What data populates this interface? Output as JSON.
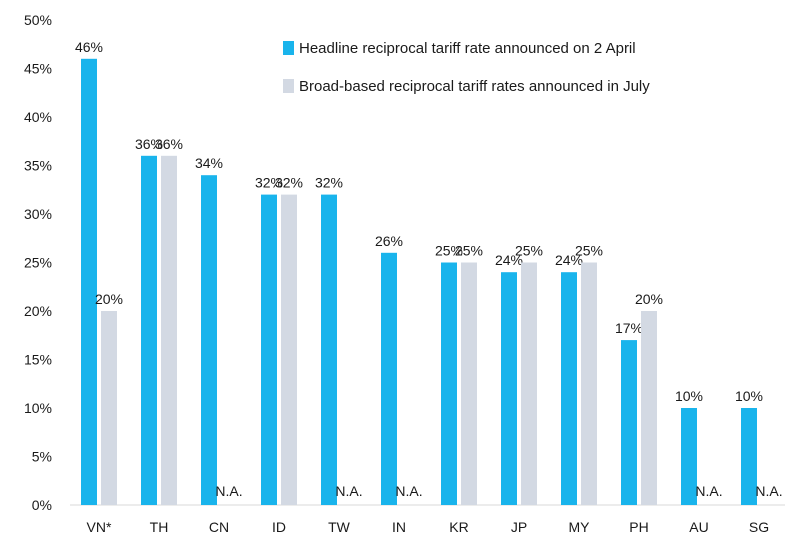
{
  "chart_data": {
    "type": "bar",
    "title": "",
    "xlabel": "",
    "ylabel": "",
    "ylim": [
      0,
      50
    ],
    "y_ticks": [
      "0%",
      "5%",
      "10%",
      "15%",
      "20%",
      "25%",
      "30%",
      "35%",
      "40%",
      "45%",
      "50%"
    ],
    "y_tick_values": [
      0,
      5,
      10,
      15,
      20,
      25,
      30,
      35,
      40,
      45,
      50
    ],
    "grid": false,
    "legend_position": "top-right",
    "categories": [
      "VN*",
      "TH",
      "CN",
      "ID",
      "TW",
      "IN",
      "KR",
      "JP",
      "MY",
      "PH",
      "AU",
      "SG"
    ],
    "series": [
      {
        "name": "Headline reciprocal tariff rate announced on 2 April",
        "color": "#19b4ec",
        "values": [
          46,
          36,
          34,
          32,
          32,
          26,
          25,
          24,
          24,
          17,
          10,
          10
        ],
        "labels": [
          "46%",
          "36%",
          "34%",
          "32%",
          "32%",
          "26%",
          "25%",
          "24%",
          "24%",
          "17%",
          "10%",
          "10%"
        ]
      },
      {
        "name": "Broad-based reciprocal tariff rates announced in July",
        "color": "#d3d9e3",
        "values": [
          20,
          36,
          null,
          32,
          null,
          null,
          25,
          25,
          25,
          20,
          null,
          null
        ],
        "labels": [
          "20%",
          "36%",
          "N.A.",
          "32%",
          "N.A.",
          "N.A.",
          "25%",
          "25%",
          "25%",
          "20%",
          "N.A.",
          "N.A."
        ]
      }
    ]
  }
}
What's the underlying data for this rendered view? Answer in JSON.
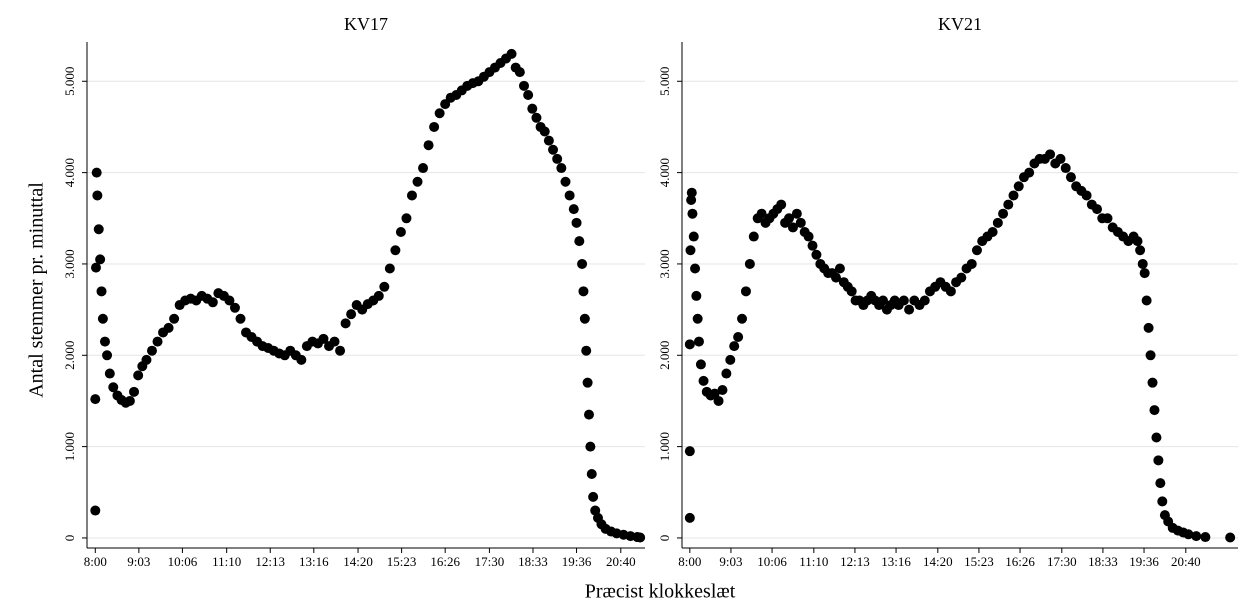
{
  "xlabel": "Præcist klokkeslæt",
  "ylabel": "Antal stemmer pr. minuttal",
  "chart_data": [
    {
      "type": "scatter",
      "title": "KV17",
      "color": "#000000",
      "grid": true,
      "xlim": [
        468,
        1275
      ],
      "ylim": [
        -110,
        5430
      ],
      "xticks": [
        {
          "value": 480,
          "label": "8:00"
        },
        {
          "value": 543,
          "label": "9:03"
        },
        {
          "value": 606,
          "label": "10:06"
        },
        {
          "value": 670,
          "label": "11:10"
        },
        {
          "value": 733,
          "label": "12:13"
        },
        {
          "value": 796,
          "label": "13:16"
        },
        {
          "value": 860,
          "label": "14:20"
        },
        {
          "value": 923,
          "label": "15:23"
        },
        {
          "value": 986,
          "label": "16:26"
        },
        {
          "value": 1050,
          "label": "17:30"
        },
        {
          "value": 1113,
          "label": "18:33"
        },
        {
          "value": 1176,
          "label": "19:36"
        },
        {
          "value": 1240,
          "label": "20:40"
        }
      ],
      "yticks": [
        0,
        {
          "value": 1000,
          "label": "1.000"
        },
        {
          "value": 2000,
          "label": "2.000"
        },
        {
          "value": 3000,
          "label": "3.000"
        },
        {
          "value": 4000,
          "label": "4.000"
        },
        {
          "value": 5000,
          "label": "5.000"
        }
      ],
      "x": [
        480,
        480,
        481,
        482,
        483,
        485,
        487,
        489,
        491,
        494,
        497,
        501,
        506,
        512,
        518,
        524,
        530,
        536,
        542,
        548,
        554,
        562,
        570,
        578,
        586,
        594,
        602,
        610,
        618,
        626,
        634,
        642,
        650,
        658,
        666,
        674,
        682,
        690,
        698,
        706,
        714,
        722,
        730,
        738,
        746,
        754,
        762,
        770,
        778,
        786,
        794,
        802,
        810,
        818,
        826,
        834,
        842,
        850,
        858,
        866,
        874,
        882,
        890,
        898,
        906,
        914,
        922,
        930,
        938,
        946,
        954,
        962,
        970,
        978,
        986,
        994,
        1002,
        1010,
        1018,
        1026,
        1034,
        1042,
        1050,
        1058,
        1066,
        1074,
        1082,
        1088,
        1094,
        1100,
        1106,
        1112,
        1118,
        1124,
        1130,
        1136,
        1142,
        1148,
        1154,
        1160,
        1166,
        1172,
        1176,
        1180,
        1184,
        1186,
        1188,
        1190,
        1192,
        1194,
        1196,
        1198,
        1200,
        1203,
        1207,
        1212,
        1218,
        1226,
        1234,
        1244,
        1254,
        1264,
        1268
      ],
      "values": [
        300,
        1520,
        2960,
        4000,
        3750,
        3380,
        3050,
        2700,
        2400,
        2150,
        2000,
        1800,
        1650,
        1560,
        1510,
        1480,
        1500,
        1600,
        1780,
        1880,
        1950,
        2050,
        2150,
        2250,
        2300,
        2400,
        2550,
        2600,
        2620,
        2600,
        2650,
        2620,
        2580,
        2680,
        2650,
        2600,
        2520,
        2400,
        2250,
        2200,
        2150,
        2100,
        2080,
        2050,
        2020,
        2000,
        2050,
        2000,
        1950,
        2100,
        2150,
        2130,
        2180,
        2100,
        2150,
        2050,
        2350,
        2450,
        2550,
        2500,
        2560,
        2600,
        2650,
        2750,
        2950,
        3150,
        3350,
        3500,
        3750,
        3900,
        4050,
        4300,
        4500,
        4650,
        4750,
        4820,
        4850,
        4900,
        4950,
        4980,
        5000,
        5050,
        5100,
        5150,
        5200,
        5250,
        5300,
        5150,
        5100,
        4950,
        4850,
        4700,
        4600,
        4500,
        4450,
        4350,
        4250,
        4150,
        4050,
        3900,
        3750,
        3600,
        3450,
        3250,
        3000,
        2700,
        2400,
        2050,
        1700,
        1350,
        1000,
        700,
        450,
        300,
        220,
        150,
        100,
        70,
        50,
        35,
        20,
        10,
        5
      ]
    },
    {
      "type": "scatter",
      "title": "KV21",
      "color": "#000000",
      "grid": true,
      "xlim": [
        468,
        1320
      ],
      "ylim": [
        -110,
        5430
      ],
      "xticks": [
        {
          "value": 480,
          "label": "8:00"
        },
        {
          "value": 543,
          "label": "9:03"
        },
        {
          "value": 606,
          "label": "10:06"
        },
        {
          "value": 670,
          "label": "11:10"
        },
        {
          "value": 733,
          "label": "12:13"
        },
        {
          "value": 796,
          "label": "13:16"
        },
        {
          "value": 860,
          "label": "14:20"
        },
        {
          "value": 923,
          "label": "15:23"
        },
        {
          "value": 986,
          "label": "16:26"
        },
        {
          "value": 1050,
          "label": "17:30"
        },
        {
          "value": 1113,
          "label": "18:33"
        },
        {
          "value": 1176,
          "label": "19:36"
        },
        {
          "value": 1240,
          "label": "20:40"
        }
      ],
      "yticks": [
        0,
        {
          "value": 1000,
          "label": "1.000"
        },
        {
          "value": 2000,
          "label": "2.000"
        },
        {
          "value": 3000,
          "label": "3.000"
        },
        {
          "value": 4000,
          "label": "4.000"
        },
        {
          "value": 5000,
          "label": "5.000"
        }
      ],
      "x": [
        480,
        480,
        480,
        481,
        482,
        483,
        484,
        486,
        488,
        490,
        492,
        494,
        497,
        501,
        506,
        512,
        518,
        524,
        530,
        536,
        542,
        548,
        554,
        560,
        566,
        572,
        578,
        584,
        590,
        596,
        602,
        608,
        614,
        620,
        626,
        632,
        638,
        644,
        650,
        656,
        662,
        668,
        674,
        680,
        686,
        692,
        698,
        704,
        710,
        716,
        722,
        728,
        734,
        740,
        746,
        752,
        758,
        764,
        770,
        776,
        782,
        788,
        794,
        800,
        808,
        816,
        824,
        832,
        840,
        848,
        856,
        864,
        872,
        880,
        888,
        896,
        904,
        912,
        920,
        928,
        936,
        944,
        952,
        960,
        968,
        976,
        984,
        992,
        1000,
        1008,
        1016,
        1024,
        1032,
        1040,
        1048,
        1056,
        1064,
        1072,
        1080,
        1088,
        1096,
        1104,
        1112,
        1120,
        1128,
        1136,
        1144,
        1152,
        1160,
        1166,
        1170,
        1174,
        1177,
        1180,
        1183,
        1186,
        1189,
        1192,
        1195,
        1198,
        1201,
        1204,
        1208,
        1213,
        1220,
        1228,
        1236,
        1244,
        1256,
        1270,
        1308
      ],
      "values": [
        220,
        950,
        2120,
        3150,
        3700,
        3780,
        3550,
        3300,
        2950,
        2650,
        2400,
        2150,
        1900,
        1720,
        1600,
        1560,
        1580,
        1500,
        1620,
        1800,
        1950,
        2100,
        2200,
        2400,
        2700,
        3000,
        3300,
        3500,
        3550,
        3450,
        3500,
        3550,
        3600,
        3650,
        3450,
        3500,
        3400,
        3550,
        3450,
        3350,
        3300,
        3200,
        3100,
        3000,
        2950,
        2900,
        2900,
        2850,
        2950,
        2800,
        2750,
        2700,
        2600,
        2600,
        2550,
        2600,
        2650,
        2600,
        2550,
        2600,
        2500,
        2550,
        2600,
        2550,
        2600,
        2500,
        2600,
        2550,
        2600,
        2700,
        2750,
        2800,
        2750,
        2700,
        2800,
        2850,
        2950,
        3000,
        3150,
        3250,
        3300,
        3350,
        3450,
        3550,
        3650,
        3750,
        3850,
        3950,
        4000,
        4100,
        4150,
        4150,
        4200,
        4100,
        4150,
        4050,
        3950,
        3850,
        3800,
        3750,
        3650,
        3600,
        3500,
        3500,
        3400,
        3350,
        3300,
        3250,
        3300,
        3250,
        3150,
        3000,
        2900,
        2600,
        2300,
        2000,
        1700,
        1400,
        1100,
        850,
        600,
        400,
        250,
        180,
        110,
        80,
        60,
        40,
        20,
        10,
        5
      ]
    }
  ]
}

◆ ◆ ◆ ◆ ◆

◆ **What you are asked to do**
Go through the records and gather the lines that hold "name".

◆ **Task answer**
        "name": "Headline reciprocal tariff rate announced on 2 April",
        "name": "Broad-based reciprocal tariff rates announced in July",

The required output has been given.